DATASET ROWS:
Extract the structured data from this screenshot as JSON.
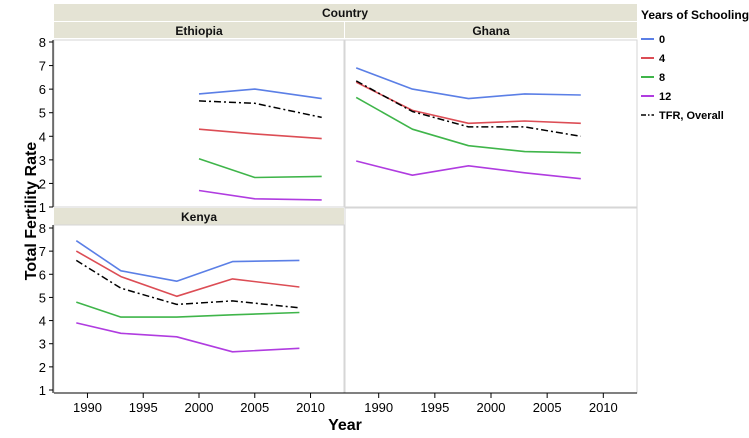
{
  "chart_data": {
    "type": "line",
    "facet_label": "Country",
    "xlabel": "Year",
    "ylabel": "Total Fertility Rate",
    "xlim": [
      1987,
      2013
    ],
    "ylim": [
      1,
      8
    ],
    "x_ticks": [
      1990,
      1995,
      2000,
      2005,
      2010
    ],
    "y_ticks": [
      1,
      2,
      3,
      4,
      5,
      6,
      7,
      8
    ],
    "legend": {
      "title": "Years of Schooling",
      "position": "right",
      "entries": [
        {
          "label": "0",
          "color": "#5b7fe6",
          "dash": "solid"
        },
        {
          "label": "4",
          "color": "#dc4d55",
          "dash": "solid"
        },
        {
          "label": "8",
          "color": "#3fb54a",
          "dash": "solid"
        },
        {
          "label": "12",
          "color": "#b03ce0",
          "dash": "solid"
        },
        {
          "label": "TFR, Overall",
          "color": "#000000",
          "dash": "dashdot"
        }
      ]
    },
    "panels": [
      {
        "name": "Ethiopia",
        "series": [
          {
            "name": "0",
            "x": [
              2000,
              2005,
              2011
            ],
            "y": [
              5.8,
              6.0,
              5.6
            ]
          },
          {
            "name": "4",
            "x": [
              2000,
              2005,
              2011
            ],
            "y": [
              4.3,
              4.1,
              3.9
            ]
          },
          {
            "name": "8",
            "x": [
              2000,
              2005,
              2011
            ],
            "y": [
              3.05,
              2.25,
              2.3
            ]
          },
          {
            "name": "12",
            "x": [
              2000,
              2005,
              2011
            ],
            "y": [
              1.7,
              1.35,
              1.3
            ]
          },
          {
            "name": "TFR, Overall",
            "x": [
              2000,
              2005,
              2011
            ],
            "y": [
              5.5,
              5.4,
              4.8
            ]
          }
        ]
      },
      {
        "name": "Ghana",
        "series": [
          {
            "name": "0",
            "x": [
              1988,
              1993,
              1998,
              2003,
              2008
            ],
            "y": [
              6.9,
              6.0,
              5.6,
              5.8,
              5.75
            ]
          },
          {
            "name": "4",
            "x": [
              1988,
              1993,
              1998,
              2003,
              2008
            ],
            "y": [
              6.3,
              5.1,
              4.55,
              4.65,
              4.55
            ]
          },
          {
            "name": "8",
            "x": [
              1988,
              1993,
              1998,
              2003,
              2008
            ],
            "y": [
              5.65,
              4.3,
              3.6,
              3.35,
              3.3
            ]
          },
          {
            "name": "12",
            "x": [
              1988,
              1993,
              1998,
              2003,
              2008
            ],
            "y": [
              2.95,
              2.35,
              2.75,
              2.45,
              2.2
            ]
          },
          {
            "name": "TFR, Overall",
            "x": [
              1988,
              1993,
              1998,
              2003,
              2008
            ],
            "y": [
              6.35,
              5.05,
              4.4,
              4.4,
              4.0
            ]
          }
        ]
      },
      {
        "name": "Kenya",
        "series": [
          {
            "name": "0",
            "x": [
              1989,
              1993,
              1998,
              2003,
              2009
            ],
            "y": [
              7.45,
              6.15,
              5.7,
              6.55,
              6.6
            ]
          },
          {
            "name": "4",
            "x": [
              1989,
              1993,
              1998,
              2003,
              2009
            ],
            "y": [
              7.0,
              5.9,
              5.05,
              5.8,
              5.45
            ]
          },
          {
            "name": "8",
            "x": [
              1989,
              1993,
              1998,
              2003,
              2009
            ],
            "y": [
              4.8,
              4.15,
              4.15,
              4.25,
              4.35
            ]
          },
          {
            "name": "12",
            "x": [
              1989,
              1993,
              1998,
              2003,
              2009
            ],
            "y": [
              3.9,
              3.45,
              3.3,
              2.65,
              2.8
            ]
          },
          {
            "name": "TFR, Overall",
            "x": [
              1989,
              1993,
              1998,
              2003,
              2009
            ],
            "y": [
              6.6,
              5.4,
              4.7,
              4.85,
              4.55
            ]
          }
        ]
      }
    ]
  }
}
--
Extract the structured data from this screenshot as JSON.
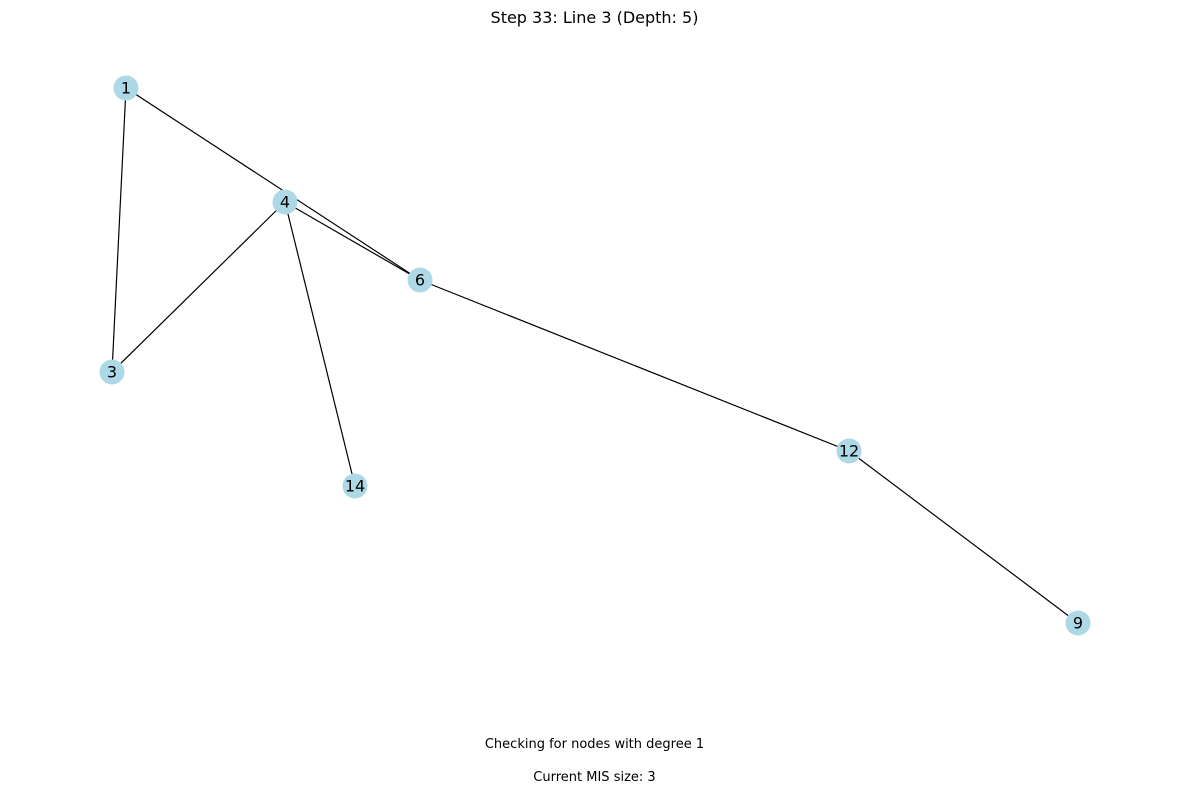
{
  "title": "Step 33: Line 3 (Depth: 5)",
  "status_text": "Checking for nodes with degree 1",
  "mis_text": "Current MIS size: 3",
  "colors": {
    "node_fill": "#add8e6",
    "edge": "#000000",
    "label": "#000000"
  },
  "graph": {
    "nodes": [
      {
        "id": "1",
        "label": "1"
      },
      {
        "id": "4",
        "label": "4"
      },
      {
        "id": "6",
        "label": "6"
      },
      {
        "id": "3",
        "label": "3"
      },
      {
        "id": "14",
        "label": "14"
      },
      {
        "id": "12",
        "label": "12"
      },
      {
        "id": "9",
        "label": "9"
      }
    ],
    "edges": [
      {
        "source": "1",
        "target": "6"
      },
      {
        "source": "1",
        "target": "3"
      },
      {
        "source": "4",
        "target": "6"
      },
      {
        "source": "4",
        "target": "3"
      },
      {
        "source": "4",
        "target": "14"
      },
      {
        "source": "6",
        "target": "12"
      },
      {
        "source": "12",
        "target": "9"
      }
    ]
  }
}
==
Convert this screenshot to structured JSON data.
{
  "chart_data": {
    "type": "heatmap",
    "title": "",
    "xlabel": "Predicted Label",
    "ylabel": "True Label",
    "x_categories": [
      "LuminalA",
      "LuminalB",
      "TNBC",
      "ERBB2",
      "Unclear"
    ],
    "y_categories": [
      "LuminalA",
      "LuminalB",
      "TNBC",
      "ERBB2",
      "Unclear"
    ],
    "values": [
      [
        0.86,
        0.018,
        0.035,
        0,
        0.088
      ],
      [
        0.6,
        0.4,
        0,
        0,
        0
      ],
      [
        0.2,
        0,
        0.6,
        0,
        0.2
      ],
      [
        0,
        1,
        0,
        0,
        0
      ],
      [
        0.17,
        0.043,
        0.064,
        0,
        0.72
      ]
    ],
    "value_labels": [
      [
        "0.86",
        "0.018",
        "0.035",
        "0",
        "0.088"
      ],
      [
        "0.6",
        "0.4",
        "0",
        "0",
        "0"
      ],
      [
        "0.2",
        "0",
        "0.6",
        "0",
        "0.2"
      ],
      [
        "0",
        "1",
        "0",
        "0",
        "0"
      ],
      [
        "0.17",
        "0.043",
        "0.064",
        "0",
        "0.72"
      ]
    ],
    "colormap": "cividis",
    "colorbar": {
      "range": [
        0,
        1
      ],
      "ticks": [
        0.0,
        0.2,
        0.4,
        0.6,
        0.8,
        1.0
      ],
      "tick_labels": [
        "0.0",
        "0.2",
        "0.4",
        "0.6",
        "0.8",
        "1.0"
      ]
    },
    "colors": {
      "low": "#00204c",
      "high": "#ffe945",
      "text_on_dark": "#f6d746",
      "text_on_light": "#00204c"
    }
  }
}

THE REQUEST:
Check each line of the entries for the string "ylabel". Copy the lines that have it.

THE ANSWER:
    "ylabel": "Total Fertility Rate",
    "ylabel": "True Label",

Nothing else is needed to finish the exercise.